The task:
Check each line of the records below and collect those that include the word "this".

Records provided:
━━━━━━━━━━━━━━━━━━━━━━━━━━━━━━

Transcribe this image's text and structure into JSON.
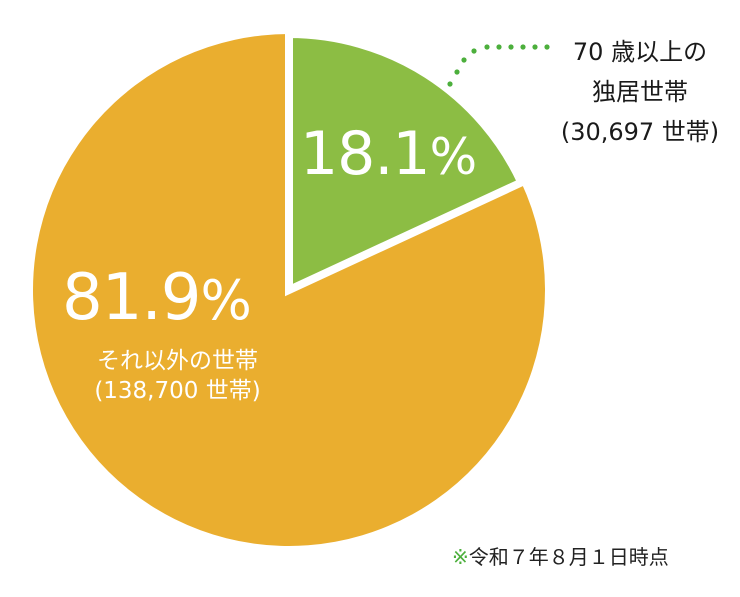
{
  "chart_data": {
    "type": "pie",
    "title": "",
    "start_angle_deg": 0,
    "direction": "clockwise",
    "slices": [
      {
        "name": "70歳以上の独居世帯",
        "percent": 18.1,
        "households": 30697,
        "color": "#8cbd44"
      },
      {
        "name": "それ以外の世帯",
        "percent": 81.9,
        "households": 138700,
        "color": "#eaae2f"
      }
    ],
    "legend": "none",
    "annotations": [
      "※令和７年８月１日時点"
    ]
  },
  "labels": {
    "green_pct": "18.1",
    "green_pct_sym": "%",
    "orange_pct": "81.9",
    "orange_pct_sym": "%",
    "green_title_line1": "70 歳以上の",
    "green_title_line2": "独居世帯",
    "green_count": "(30,697 世帯)",
    "orange_title": "それ以外の世帯",
    "orange_count": "(138,700 世帯)"
  },
  "note": {
    "mark": "※",
    "text": "令和７年８月１日時点"
  },
  "colors": {
    "green": "#8cbd44",
    "orange": "#eaae2f",
    "leader_dots": "#4caf3c"
  }
}
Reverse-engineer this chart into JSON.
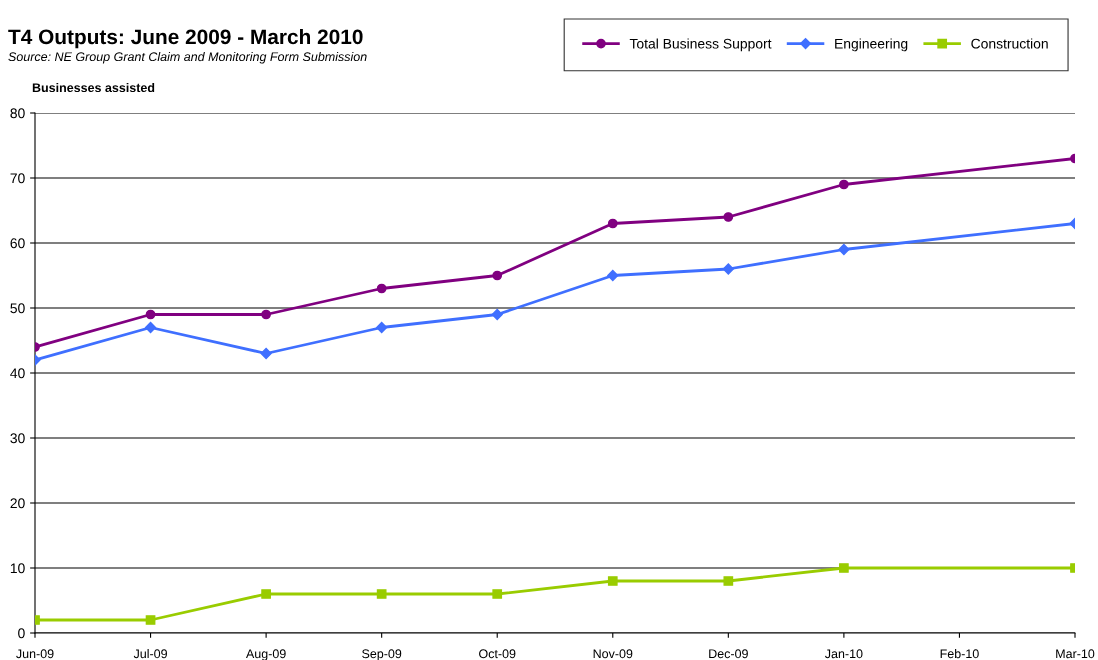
{
  "chart_data": {
    "type": "line",
    "title": "T4 Outputs: June 2009 - March 2010",
    "subtitle": "Source: NE Group Grant Claim and Monitoring Form Submission",
    "ylabel": "Businesses assisted",
    "categories": [
      "Jun-09",
      "Jul-09",
      "Aug-09",
      "Sep-09",
      "Oct-09",
      "Nov-09",
      "Dec-09",
      "Jan-10",
      "Feb-10",
      "Mar-10"
    ],
    "series": [
      {
        "name": "Total Business Support",
        "color": "#800080",
        "marker": "circle",
        "values": [
          44,
          49,
          49,
          53,
          55,
          63,
          64,
          69,
          null,
          73
        ]
      },
      {
        "name": "Engineering",
        "color": "#3f6fff",
        "marker": "diamond",
        "values": [
          42,
          47,
          43,
          47,
          49,
          55,
          56,
          59,
          null,
          63
        ]
      },
      {
        "name": "Construction",
        "color": "#99cc00",
        "marker": "square",
        "values": [
          2,
          2,
          6,
          6,
          6,
          8,
          8,
          10,
          null,
          10
        ]
      }
    ],
    "ylim": [
      0,
      80
    ],
    "yticks": [
      0,
      10,
      20,
      30,
      40,
      50,
      60,
      70,
      80
    ],
    "grid": "y",
    "legend": "top right",
    "line_style": "solid"
  }
}
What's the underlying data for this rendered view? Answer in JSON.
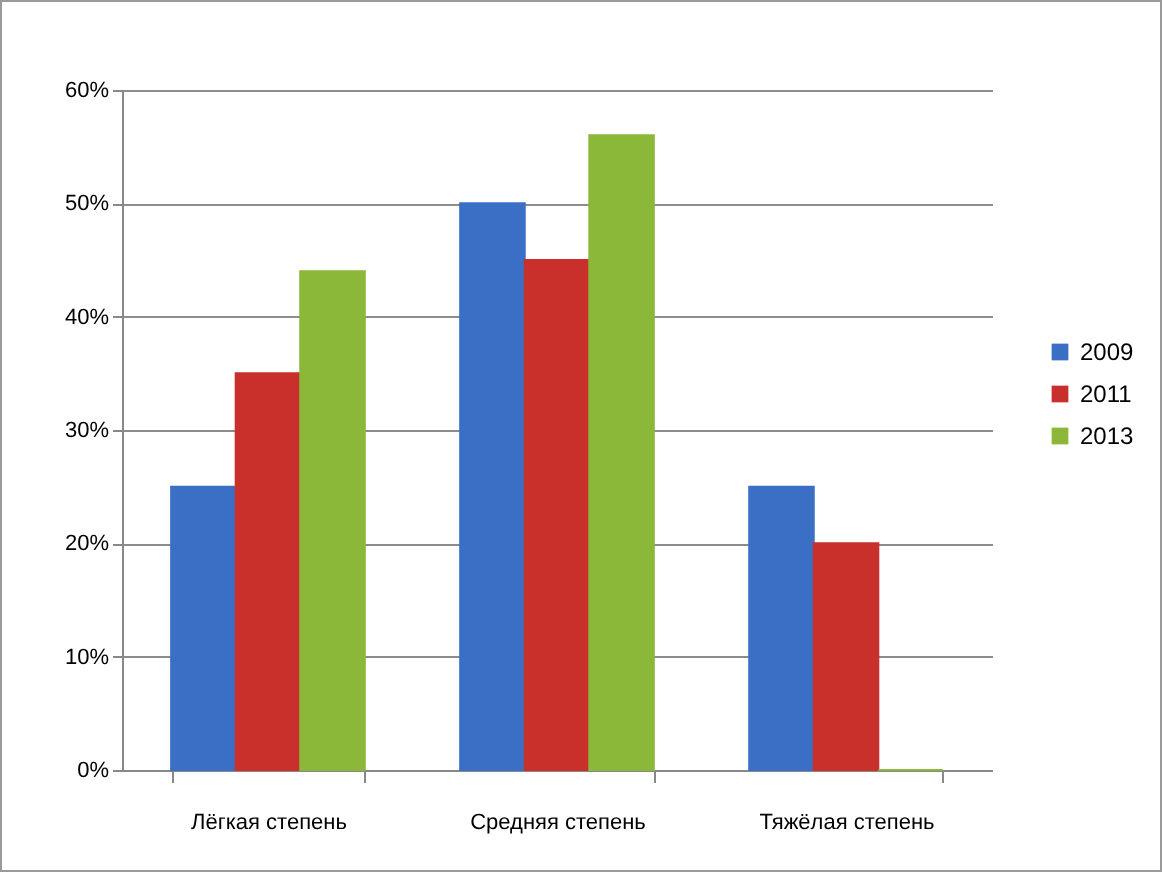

━━━━━━━━━━━━━━━━━━━━━━━━━━━━━━

Written solution:
Transcribe this image's text and structure into JSON.
Reverse-engineer this chart into JSON.
What's the underlying data for this rendered view? Answer in JSON.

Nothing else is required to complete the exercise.